> **DATA IN THIS EXERCISE**:
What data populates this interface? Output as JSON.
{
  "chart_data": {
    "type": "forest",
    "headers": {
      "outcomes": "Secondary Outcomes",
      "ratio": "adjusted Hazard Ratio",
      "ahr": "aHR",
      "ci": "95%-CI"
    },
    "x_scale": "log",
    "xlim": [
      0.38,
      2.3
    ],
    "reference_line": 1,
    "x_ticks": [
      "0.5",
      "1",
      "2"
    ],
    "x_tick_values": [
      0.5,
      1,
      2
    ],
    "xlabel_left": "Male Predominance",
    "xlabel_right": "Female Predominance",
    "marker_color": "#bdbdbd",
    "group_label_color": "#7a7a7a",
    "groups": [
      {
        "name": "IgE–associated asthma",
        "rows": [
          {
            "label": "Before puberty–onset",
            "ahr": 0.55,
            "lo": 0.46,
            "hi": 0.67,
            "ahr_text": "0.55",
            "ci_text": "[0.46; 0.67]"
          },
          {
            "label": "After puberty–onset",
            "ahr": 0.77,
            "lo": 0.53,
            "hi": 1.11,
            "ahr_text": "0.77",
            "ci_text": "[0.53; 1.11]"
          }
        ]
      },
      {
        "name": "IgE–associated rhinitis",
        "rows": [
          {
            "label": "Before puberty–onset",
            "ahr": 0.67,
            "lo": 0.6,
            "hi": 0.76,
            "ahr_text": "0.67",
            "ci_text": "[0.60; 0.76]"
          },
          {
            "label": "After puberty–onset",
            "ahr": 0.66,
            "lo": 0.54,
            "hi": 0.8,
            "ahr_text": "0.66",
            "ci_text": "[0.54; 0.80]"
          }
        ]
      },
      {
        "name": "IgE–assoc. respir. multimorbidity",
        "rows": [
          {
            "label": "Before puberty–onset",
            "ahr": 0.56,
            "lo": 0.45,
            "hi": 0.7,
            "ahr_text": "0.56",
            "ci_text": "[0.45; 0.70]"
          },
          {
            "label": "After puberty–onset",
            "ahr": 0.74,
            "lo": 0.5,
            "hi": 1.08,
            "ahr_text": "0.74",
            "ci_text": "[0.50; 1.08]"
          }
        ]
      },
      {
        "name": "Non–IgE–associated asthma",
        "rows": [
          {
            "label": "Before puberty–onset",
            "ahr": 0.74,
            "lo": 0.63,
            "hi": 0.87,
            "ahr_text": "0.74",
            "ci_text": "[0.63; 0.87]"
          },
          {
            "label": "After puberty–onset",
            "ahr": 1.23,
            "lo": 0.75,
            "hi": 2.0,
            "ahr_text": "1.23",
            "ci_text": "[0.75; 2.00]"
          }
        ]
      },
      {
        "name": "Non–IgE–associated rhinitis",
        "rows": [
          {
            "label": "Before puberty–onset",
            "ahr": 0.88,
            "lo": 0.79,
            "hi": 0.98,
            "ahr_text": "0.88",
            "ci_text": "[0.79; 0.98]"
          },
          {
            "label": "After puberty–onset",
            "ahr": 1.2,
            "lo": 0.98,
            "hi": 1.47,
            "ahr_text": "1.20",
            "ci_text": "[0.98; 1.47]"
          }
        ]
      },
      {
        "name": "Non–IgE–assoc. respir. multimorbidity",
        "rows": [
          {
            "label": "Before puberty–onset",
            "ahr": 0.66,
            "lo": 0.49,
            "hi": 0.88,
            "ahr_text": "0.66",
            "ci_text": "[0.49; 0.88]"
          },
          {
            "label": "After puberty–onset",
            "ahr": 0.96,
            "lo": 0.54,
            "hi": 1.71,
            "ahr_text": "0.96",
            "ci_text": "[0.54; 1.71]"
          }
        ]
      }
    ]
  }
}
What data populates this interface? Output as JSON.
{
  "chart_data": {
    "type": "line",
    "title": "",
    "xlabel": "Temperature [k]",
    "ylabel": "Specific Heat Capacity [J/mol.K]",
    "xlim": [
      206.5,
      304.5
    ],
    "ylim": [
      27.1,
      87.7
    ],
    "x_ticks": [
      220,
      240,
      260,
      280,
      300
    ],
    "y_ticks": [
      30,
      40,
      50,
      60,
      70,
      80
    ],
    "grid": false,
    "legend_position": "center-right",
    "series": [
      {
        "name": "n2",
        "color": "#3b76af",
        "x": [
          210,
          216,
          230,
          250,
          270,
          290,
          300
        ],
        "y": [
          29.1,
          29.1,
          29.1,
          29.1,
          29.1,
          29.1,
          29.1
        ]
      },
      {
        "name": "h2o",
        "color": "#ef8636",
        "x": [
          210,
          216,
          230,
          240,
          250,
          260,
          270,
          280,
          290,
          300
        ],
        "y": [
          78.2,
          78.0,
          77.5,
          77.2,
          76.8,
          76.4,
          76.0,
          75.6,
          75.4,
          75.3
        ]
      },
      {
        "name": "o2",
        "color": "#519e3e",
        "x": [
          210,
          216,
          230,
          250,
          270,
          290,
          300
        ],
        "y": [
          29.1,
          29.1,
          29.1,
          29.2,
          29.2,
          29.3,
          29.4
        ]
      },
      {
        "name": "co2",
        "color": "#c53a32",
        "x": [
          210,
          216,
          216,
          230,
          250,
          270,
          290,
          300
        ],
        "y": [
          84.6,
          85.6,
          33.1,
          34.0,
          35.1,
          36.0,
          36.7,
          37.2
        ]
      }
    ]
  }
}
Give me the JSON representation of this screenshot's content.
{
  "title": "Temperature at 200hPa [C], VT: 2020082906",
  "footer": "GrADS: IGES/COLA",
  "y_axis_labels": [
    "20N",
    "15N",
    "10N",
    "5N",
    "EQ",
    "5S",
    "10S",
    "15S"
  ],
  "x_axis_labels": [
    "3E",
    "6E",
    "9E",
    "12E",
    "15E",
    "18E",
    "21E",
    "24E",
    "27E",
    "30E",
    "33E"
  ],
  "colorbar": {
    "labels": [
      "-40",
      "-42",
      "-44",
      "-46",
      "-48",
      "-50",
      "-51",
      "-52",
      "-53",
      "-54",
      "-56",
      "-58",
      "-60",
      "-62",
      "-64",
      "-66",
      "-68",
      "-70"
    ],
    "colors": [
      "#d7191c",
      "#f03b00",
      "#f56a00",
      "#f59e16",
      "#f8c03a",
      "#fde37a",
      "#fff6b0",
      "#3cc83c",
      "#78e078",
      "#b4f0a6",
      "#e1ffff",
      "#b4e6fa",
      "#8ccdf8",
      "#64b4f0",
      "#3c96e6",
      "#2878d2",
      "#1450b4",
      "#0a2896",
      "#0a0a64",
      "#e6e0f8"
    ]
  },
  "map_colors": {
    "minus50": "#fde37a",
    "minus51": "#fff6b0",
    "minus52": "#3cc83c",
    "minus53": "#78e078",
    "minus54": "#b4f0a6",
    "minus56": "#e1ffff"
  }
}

> **WHAT TO PRODUCE**:
Reproduce all the records precisely.

> **THE COMPLETED TASK**:
What data populates this interface? Output as JSON.
{
  "chart_data": {
    "type": "forest",
    "headers": {
      "outcomes": "Secondary Outcomes",
      "ratio": "adjusted Hazard Ratio",
      "ahr": "aHR",
      "ci": "95%-CI"
    },
    "x_scale": "log",
    "xlim": [
      0.38,
      2.3
    ],
    "reference_line": 1,
    "x_ticks": [
      "0.5",
      "1",
      "2"
    ],
    "x_tick_values": [
      0.5,
      1,
      2
    ],
    "xlabel_left": "Male Predominance",
    "xlabel_right": "Female Predominance",
    "marker_color": "#bdbdbd",
    "group_label_color": "#7a7a7a",
    "groups": [
      {
        "name": "IgE–associated asthma",
        "rows": [
          {
            "label": "Before puberty–onset",
            "ahr": 0.55,
            "lo": 0.46,
            "hi": 0.67,
            "ahr_text": "0.55",
            "ci_text": "[0.46; 0.67]"
          },
          {
            "label": "After puberty–onset",
            "ahr": 0.77,
            "lo": 0.53,
            "hi": 1.11,
            "ahr_text": "0.77",
            "ci_text": "[0.53; 1.11]"
          }
        ]
      },
      {
        "name": "IgE–associated rhinitis",
        "rows": [
          {
            "label": "Before puberty–onset",
            "ahr": 0.67,
            "lo": 0.6,
            "hi": 0.76,
            "ahr_text": "0.67",
            "ci_text": "[0.60; 0.76]"
          },
          {
            "label": "After puberty–onset",
            "ahr": 0.66,
            "lo": 0.54,
            "hi": 0.8,
            "ahr_text": "0.66",
            "ci_text": "[0.54; 0.80]"
          }
        ]
      },
      {
        "name": "IgE–assoc. respir. multimorbidity",
        "rows": [
          {
            "label": "Before puberty–onset",
            "ahr": 0.56,
            "lo": 0.45,
            "hi": 0.7,
            "ahr_text": "0.56",
            "ci_text": "[0.45; 0.70]"
          },
          {
            "label": "After puberty–onset",
            "ahr": 0.74,
            "lo": 0.5,
            "hi": 1.08,
            "ahr_text": "0.74",
            "ci_text": "[0.50; 1.08]"
          }
        ]
      },
      {
        "name": "Non–IgE–associated asthma",
        "rows": [
          {
            "label": "Before puberty–onset",
            "ahr": 0.74,
            "lo": 0.63,
            "hi": 0.87,
            "ahr_text": "0.74",
            "ci_text": "[0.63; 0.87]"
          },
          {
            "label": "After puberty–onset",
            "ahr": 1.23,
            "lo": 0.75,
            "hi": 2.0,
            "ahr_text": "1.23",
            "ci_text": "[0.75; 2.00]"
          }
        ]
      },
      {
        "name": "Non–IgE–associated rhinitis",
        "rows": [
          {
            "label": "Before puberty–onset",
            "ahr": 0.88,
            "lo": 0.79,
            "hi": 0.98,
            "ahr_text": "0.88",
            "ci_text": "[0.79; 0.98]"
          },
          {
            "label": "After puberty–onset",
            "ahr": 1.2,
            "lo": 0.98,
            "hi": 1.47,
            "ahr_text": "1.20",
            "ci_text": "[0.98; 1.47]"
          }
        ]
      },
      {
        "name": "Non–IgE–assoc. respir. multimorbidity",
        "rows": [
          {
            "label": "Before puberty–onset",
            "ahr": 0.66,
            "lo": 0.49,
            "hi": 0.88,
            "ahr_text": "0.66",
            "ci_text": "[0.49; 0.88]"
          },
          {
            "label": "After puberty–onset",
            "ahr": 0.96,
            "lo": 0.54,
            "hi": 1.71,
            "ahr_text": "0.96",
            "ci_text": "[0.54; 1.71]"
          }
        ]
      }
    ]
  }
}
What data populates this interface? Output as JSON.
{
  "chart_data": {
    "type": "line",
    "title": "",
    "xlabel": "Temperature [k]",
    "ylabel": "Specific Heat Capacity [J/mol.K]",
    "xlim": [
      206.5,
      304.5
    ],
    "ylim": [
      27.1,
      87.7
    ],
    "x_ticks": [
      220,
      240,
      260,
      280,
      300
    ],
    "y_ticks": [
      30,
      40,
      50,
      60,
      70,
      80
    ],
    "grid": false,
    "legend_position": "center-right",
    "series": [
      {
        "name": "n2",
        "color": "#3b76af",
        "x": [
          210,
          216,
          230,
          250,
          270,
          290,
          300
        ],
        "y": [
          29.1,
          29.1,
          29.1,
          29.1,
          29.1,
          29.1,
          29.1
        ]
      },
      {
        "name": "h2o",
        "color": "#ef8636",
        "x": [
          210,
          216,
          230,
          240,
          250,
          260,
          270,
          280,
          290,
          300
        ],
        "y": [
          78.2,
          78.0,
          77.5,
          77.2,
          76.8,
          76.4,
          76.0,
          75.6,
          75.4,
          75.3
        ]
      },
      {
        "name": "o2",
        "color": "#519e3e",
        "x": [
          210,
          216,
          230,
          250,
          270,
          290,
          300
        ],
        "y": [
          29.1,
          29.1,
          29.1,
          29.2,
          29.2,
          29.3,
          29.4
        ]
      },
      {
        "name": "co2",
        "color": "#c53a32",
        "x": [
          210,
          216,
          216,
          230,
          250,
          270,
          290,
          300
        ],
        "y": [
          84.6,
          85.6,
          33.1,
          34.0,
          35.1,
          36.0,
          36.7,
          37.2
        ]
      }
    ]
  }
}
Give me the JSON representation of this screenshot's content.
{
  "title": "Temperature at 200hPa [C], VT: 2020082906",
  "footer": "GrADS: IGES/COLA",
  "y_axis_labels": [
    "20N",
    "15N",
    "10N",
    "5N",
    "EQ",
    "5S",
    "10S",
    "15S"
  ],
  "x_axis_labels": [
    "3E",
    "6E",
    "9E",
    "12E",
    "15E",
    "18E",
    "21E",
    "24E",
    "27E",
    "30E",
    "33E"
  ],
  "colorbar": {
    "labels": [
      "-40",
      "-42",
      "-44",
      "-46",
      "-48",
      "-50",
      "-51",
      "-52",
      "-53",
      "-54",
      "-56",
      "-58",
      "-60",
      "-62",
      "-64",
      "-66",
      "-68",
      "-70"
    ],
    "colors": [
      "#d7191c",
      "#f03b00",
      "#f56a00",
      "#f59e16",
      "#f8c03a",
      "#fde37a",
      "#fff6b0",
      "#3cc83c",
      "#78e078",
      "#b4f0a6",
      "#e1ffff",
      "#b4e6fa",
      "#8ccdf8",
      "#64b4f0",
      "#3c96e6",
      "#2878d2",
      "#1450b4",
      "#0a2896",
      "#0a0a64",
      "#e6e0f8"
    ]
  },
  "map_colors": {
    "minus50": "#fde37a",
    "minus51": "#fff6b0",
    "minus52": "#3cc83c",
    "minus53": "#78e078",
    "minus54": "#b4f0a6",
    "minus56": "#e1ffff"
  }
}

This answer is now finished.